STATED EXERCISE:
Track down the lines that contain "backscattering" and copy them.

(Extracts from a graphics dataset)

━━━━━━━━━━

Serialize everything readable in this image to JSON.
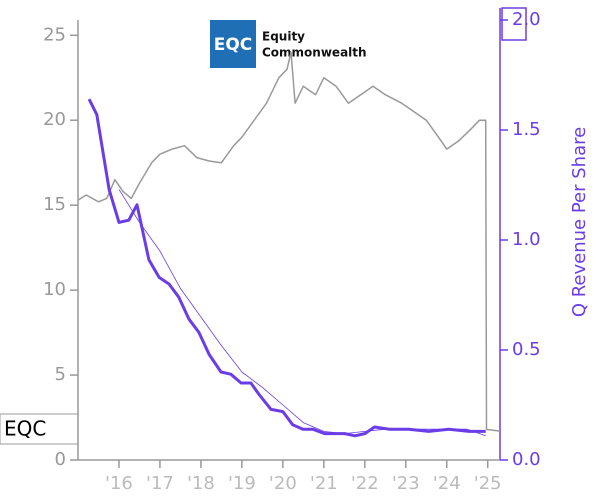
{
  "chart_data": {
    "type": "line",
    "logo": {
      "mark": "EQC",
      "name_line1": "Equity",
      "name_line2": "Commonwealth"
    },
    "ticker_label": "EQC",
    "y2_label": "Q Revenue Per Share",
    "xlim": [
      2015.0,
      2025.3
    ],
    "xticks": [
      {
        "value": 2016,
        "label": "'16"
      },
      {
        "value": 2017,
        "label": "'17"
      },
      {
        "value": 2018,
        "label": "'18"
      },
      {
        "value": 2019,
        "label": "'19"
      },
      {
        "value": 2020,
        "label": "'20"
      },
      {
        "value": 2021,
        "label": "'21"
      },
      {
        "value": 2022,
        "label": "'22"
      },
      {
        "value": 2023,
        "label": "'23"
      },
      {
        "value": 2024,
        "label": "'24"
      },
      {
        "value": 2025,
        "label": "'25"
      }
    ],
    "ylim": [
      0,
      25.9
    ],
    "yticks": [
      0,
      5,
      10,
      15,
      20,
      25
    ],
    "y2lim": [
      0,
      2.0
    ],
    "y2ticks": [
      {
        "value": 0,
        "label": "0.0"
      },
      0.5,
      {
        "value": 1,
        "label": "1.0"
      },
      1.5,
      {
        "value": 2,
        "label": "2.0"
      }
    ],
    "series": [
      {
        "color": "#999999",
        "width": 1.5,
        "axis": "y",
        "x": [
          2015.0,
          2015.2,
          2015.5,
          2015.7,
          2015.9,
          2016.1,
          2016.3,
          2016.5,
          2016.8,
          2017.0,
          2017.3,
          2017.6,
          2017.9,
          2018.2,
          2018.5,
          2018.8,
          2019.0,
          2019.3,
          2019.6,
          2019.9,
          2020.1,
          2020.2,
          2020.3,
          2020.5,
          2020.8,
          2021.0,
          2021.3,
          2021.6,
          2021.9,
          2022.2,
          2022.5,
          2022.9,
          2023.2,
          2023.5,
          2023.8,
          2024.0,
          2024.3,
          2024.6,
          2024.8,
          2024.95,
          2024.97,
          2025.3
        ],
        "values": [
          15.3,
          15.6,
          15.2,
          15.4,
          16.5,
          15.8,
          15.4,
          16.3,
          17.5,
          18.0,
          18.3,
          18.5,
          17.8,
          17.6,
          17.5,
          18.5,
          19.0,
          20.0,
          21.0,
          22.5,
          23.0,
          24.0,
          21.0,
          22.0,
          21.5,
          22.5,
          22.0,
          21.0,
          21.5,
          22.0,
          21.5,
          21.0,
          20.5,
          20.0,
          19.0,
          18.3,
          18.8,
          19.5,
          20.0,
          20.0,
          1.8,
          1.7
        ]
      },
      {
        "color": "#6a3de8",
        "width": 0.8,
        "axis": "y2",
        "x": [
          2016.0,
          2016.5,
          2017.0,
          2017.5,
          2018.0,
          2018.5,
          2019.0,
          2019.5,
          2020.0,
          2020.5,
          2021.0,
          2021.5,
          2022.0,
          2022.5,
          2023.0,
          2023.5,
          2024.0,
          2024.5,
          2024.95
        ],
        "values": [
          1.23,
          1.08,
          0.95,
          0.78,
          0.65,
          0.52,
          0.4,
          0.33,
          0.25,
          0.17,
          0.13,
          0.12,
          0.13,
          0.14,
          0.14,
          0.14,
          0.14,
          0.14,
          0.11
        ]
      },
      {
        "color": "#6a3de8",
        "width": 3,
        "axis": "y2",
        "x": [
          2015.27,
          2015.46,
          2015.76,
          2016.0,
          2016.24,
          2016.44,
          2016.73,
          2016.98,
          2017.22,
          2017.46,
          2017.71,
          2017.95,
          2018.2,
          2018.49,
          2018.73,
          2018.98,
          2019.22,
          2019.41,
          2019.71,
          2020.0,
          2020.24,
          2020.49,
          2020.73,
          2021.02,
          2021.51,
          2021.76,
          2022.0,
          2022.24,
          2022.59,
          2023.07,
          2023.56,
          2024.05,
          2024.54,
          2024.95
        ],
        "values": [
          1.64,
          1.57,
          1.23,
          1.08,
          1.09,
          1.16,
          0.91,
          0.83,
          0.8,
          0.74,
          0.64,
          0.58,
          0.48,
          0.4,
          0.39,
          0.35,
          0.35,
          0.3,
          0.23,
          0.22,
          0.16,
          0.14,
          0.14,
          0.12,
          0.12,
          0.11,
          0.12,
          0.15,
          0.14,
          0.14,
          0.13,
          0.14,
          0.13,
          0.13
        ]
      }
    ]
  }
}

━━━━━━━━━━

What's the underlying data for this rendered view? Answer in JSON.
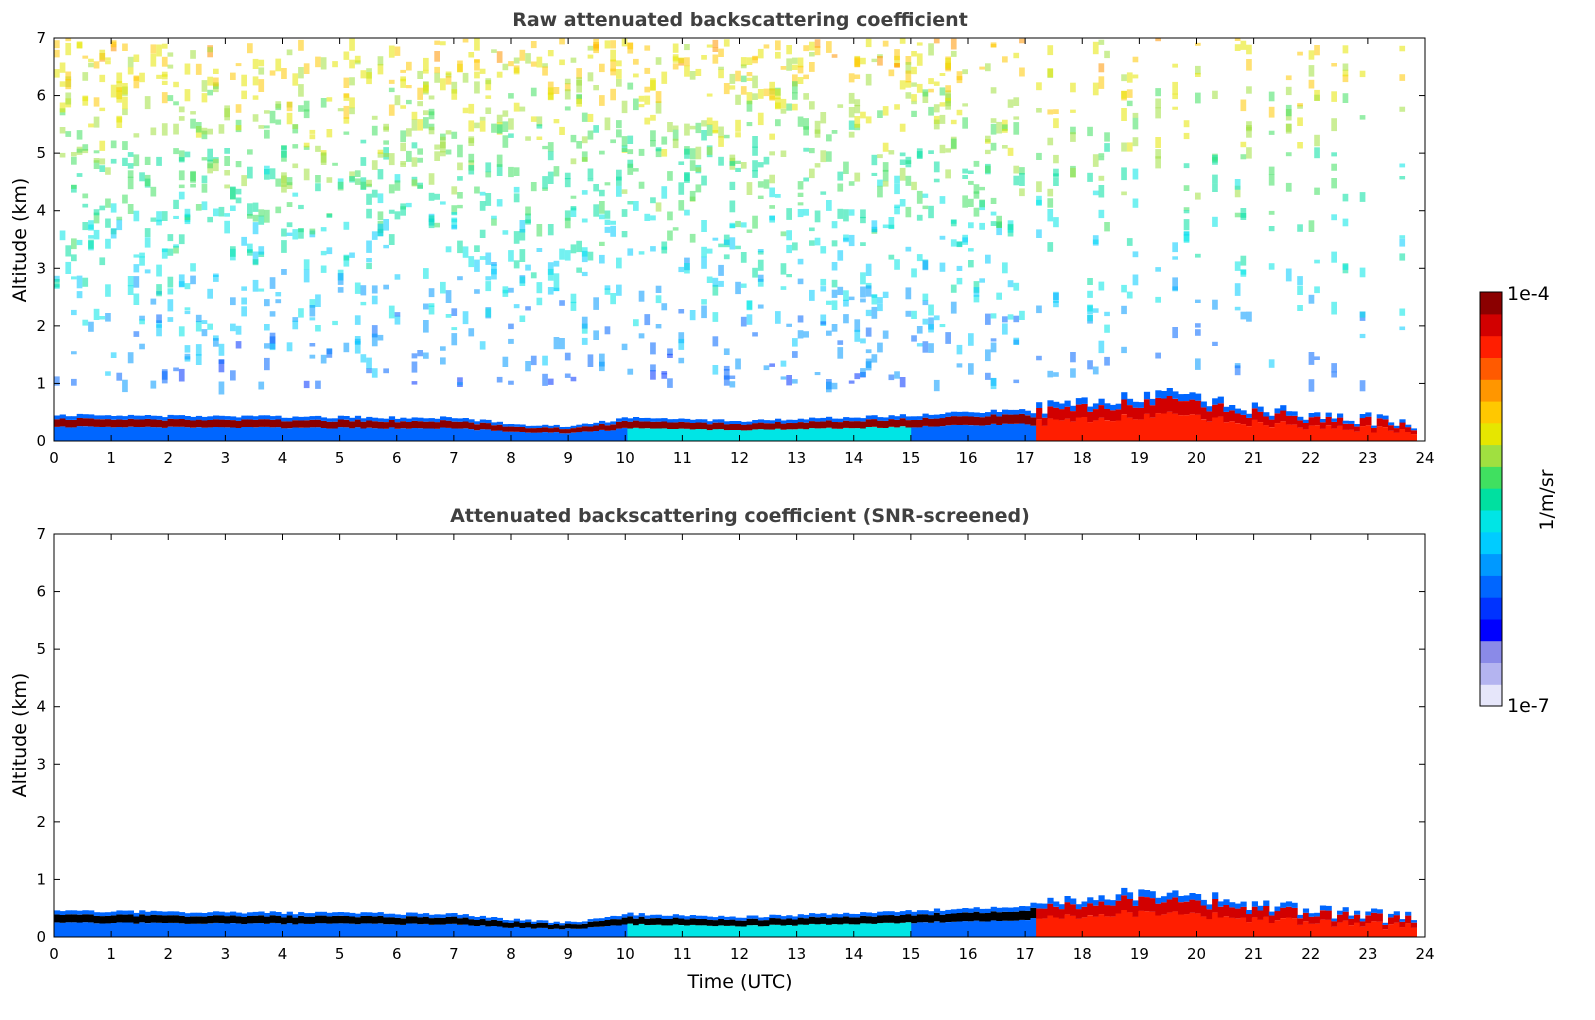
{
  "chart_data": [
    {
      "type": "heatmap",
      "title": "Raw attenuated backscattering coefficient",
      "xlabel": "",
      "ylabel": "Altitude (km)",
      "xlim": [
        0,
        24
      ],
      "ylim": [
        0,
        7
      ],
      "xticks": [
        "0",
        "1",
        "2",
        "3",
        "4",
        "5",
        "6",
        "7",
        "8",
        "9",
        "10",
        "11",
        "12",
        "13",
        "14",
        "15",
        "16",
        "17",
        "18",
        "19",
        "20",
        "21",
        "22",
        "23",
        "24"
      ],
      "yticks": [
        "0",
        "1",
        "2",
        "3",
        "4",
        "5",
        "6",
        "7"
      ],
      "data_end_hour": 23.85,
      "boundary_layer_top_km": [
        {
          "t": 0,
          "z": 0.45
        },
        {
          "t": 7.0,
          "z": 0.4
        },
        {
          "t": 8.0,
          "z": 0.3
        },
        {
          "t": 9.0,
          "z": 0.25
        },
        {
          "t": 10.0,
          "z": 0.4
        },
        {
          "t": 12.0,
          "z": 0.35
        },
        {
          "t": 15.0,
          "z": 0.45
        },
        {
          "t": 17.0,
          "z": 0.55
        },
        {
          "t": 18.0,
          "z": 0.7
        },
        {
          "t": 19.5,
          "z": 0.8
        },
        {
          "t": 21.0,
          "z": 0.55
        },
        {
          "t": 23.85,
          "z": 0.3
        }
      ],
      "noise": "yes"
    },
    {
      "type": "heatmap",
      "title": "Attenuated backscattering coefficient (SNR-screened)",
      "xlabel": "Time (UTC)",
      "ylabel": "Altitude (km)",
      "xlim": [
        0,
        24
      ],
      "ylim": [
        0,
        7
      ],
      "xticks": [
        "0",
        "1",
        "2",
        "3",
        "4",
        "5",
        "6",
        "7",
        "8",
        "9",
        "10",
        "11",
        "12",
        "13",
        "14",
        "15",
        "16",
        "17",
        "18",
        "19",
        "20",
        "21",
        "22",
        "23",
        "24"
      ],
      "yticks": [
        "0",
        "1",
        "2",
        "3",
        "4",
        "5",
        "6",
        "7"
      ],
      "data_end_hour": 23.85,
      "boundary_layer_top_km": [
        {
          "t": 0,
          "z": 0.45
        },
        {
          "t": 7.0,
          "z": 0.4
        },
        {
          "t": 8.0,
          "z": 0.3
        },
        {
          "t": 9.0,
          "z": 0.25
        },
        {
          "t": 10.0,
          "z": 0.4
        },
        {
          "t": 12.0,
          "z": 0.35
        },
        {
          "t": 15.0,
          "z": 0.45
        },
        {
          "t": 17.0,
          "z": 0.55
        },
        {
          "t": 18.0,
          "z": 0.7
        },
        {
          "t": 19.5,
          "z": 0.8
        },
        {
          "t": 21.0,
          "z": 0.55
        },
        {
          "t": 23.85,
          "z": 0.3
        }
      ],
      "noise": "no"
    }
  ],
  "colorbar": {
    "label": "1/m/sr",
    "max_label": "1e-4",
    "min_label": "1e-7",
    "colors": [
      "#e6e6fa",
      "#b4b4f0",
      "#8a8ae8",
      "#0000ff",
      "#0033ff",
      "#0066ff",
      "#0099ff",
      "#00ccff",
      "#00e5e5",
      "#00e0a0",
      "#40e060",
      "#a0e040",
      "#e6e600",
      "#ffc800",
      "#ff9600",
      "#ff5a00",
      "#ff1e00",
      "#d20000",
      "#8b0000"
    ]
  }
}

━━━━━━━━━━

COMPLETE ANSWER:
      "title": "Raw attenuated backscattering coefficient",
      "title": "Attenuated backscattering coefficient (SNR-screened)",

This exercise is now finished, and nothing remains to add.